§ **Task statement**: Keep the images out and copy every entry below exactly.

§ **Rows from a figure dataset**:
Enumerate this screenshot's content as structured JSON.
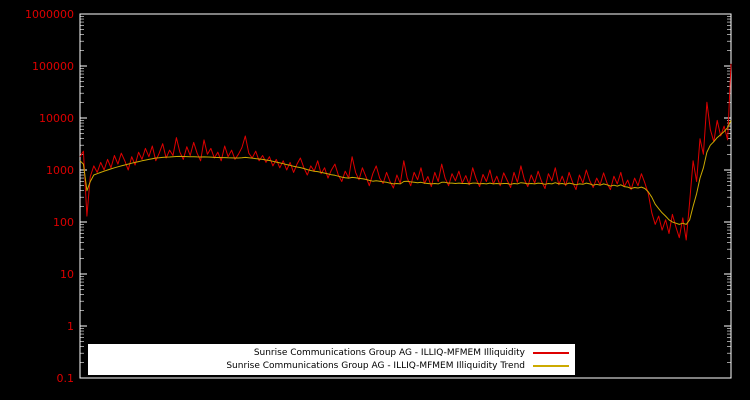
{
  "chart_data": {
    "type": "line",
    "title": "",
    "xlabel": "",
    "ylabel": "",
    "yscale": "log",
    "ylim": [
      0.1,
      1000000
    ],
    "y_ticks": [
      "1000000",
      "100000",
      "10000",
      "1000",
      "100",
      "10",
      "1",
      "0.1"
    ],
    "x_ticks_visible": false,
    "grid": false,
    "background_color": "#000000",
    "axis_color": "#ffffff",
    "tick_label_color": "#dd0000",
    "legend": {
      "position": "bottom-center",
      "background": "#ffffff",
      "text_color": "#000000"
    },
    "series": [
      {
        "name": "Sunrise Communications Group AG - ILLIQ-MFMEM Illiquidity",
        "color": "#dd0000",
        "values": [
          1800,
          2300,
          130,
          750,
          1200,
          900,
          1400,
          1000,
          1600,
          1100,
          1900,
          1300,
          2100,
          1500,
          1000,
          1800,
          1250,
          2200,
          1600,
          2600,
          1800,
          2900,
          1500,
          2100,
          3200,
          1700,
          2400,
          1900,
          4200,
          2200,
          1600,
          2800,
          1900,
          3400,
          2100,
          1500,
          3800,
          2000,
          2600,
          1700,
          2200,
          1500,
          2900,
          1800,
          2400,
          1600,
          2000,
          2700,
          4500,
          2100,
          1700,
          2300,
          1500,
          1900,
          1400,
          1800,
          1200,
          1600,
          1100,
          1500,
          1000,
          1400,
          900,
          1300,
          1700,
          1100,
          800,
          1200,
          950,
          1500,
          850,
          1100,
          700,
          1000,
          1300,
          800,
          600,
          950,
          700,
          1800,
          900,
          650,
          1100,
          750,
          500,
          850,
          1200,
          700,
          550,
          900,
          600,
          450,
          800,
          550,
          1500,
          700,
          500,
          900,
          650,
          1100,
          550,
          750,
          480,
          900,
          600,
          1300,
          700,
          500,
          850,
          620,
          950,
          560,
          780,
          520,
          1100,
          680,
          480,
          820,
          600,
          1000,
          540,
          760,
          500,
          880,
          640,
          460,
          900,
          580,
          1200,
          660,
          480,
          800,
          560,
          950,
          600,
          440,
          850,
          620,
          1100,
          520,
          760,
          500,
          900,
          580,
          420,
          800,
          560,
          1000,
          620,
          460,
          700,
          520,
          880,
          560,
          420,
          760,
          540,
          900,
          480,
          640,
          420,
          700,
          500,
          850,
          560,
          350,
          150,
          90,
          130,
          70,
          110,
          60,
          140,
          80,
          50,
          120,
          45,
          250,
          1500,
          600,
          4000,
          2000,
          20000,
          6000,
          3500,
          9000,
          4500,
          7000,
          3800,
          110000
        ]
      },
      {
        "name": "Sunrise Communications Group AG - ILLIQ-MFMEM Illiquidity Trend",
        "color": "#ccaa00",
        "values": [
          1500,
          1300,
          400,
          600,
          800,
          850,
          900,
          950,
          1000,
          1050,
          1100,
          1150,
          1200,
          1250,
          1300,
          1350,
          1400,
          1450,
          1500,
          1550,
          1600,
          1650,
          1700,
          1720,
          1750,
          1770,
          1780,
          1800,
          1820,
          1830,
          1820,
          1810,
          1800,
          1800,
          1790,
          1780,
          1790,
          1780,
          1770,
          1750,
          1740,
          1730,
          1730,
          1720,
          1710,
          1700,
          1700,
          1720,
          1750,
          1720,
          1690,
          1660,
          1630,
          1600,
          1560,
          1520,
          1470,
          1420,
          1370,
          1320,
          1270,
          1230,
          1180,
          1140,
          1110,
          1070,
          1020,
          980,
          950,
          930,
          900,
          870,
          840,
          810,
          790,
          760,
          730,
          710,
          700,
          720,
          710,
          690,
          680,
          660,
          630,
          610,
          620,
          610,
          590,
          580,
          560,
          540,
          550,
          540,
          600,
          610,
          590,
          580,
          570,
          580,
          560,
          550,
          540,
          550,
          540,
          580,
          580,
          560,
          560,
          550,
          560,
          550,
          550,
          540,
          560,
          560,
          540,
          550,
          540,
          560,
          540,
          550,
          540,
          550,
          550,
          530,
          550,
          540,
          570,
          560,
          540,
          550,
          540,
          560,
          550,
          530,
          550,
          540,
          570,
          540,
          550,
          530,
          560,
          540,
          520,
          540,
          530,
          560,
          540,
          510,
          530,
          510,
          540,
          520,
          490,
          510,
          490,
          520,
          480,
          470,
          440,
          460,
          450,
          470,
          440,
          380,
          300,
          220,
          180,
          150,
          130,
          110,
          100,
          95,
          90,
          95,
          90,
          110,
          200,
          350,
          700,
          1100,
          2200,
          3000,
          3500,
          4200,
          4800,
          5500,
          6500,
          9000
        ]
      }
    ]
  }
}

§ **The reply**:
Enumerate this screenshot's content as structured JSON.
{
  "chart_data": {
    "type": "line",
    "title": "",
    "xlabel": "",
    "ylabel": "",
    "yscale": "log",
    "ylim": [
      0.1,
      1000000
    ],
    "y_ticks": [
      "1000000",
      "100000",
      "10000",
      "1000",
      "100",
      "10",
      "1",
      "0.1"
    ],
    "x_ticks_visible": false,
    "grid": false,
    "background_color": "#000000",
    "axis_color": "#ffffff",
    "tick_label_color": "#dd0000",
    "legend": {
      "position": "bottom-center",
      "background": "#ffffff",
      "text_color": "#000000"
    },
    "series": [
      {
        "name": "Sunrise Communications Group AG - ILLIQ-MFMEM Illiquidity",
        "color": "#dd0000",
        "values": [
          1800,
          2300,
          130,
          750,
          1200,
          900,
          1400,
          1000,
          1600,
          1100,
          1900,
          1300,
          2100,
          1500,
          1000,
          1800,
          1250,
          2200,
          1600,
          2600,
          1800,
          2900,
          1500,
          2100,
          3200,
          1700,
          2400,
          1900,
          4200,
          2200,
          1600,
          2800,
          1900,
          3400,
          2100,
          1500,
          3800,
          2000,
          2600,
          1700,
          2200,
          1500,
          2900,
          1800,
          2400,
          1600,
          2000,
          2700,
          4500,
          2100,
          1700,
          2300,
          1500,
          1900,
          1400,
          1800,
          1200,
          1600,
          1100,
          1500,
          1000,
          1400,
          900,
          1300,
          1700,
          1100,
          800,
          1200,
          950,
          1500,
          850,
          1100,
          700,
          1000,
          1300,
          800,
          600,
          950,
          700,
          1800,
          900,
          650,
          1100,
          750,
          500,
          850,
          1200,
          700,
          550,
          900,
          600,
          450,
          800,
          550,
          1500,
          700,
          500,
          900,
          650,
          1100,
          550,
          750,
          480,
          900,
          600,
          1300,
          700,
          500,
          850,
          620,
          950,
          560,
          780,
          520,
          1100,
          680,
          480,
          820,
          600,
          1000,
          540,
          760,
          500,
          880,
          640,
          460,
          900,
          580,
          1200,
          660,
          480,
          800,
          560,
          950,
          600,
          440,
          850,
          620,
          1100,
          520,
          760,
          500,
          900,
          580,
          420,
          800,
          560,
          1000,
          620,
          460,
          700,
          520,
          880,
          560,
          420,
          760,
          540,
          900,
          480,
          640,
          420,
          700,
          500,
          850,
          560,
          350,
          150,
          90,
          130,
          70,
          110,
          60,
          140,
          80,
          50,
          120,
          45,
          250,
          1500,
          600,
          4000,
          2000,
          20000,
          6000,
          3500,
          9000,
          4500,
          7000,
          3800,
          110000
        ]
      },
      {
        "name": "Sunrise Communications Group AG - ILLIQ-MFMEM Illiquidity Trend",
        "color": "#ccaa00",
        "values": [
          1500,
          1300,
          400,
          600,
          800,
          850,
          900,
          950,
          1000,
          1050,
          1100,
          1150,
          1200,
          1250,
          1300,
          1350,
          1400,
          1450,
          1500,
          1550,
          1600,
          1650,
          1700,
          1720,
          1750,
          1770,
          1780,
          1800,
          1820,
          1830,
          1820,
          1810,
          1800,
          1800,
          1790,
          1780,
          1790,
          1780,
          1770,
          1750,
          1740,
          1730,
          1730,
          1720,
          1710,
          1700,
          1700,
          1720,
          1750,
          1720,
          1690,
          1660,
          1630,
          1600,
          1560,
          1520,
          1470,
          1420,
          1370,
          1320,
          1270,
          1230,
          1180,
          1140,
          1110,
          1070,
          1020,
          980,
          950,
          930,
          900,
          870,
          840,
          810,
          790,
          760,
          730,
          710,
          700,
          720,
          710,
          690,
          680,
          660,
          630,
          610,
          620,
          610,
          590,
          580,
          560,
          540,
          550,
          540,
          600,
          610,
          590,
          580,
          570,
          580,
          560,
          550,
          540,
          550,
          540,
          580,
          580,
          560,
          560,
          550,
          560,
          550,
          550,
          540,
          560,
          560,
          540,
          550,
          540,
          560,
          540,
          550,
          540,
          550,
          550,
          530,
          550,
          540,
          570,
          560,
          540,
          550,
          540,
          560,
          550,
          530,
          550,
          540,
          570,
          540,
          550,
          530,
          560,
          540,
          520,
          540,
          530,
          560,
          540,
          510,
          530,
          510,
          540,
          520,
          490,
          510,
          490,
          520,
          480,
          470,
          440,
          460,
          450,
          470,
          440,
          380,
          300,
          220,
          180,
          150,
          130,
          110,
          100,
          95,
          90,
          95,
          90,
          110,
          200,
          350,
          700,
          1100,
          2200,
          3000,
          3500,
          4200,
          4800,
          5500,
          6500,
          9000
        ]
      }
    ]
  }
}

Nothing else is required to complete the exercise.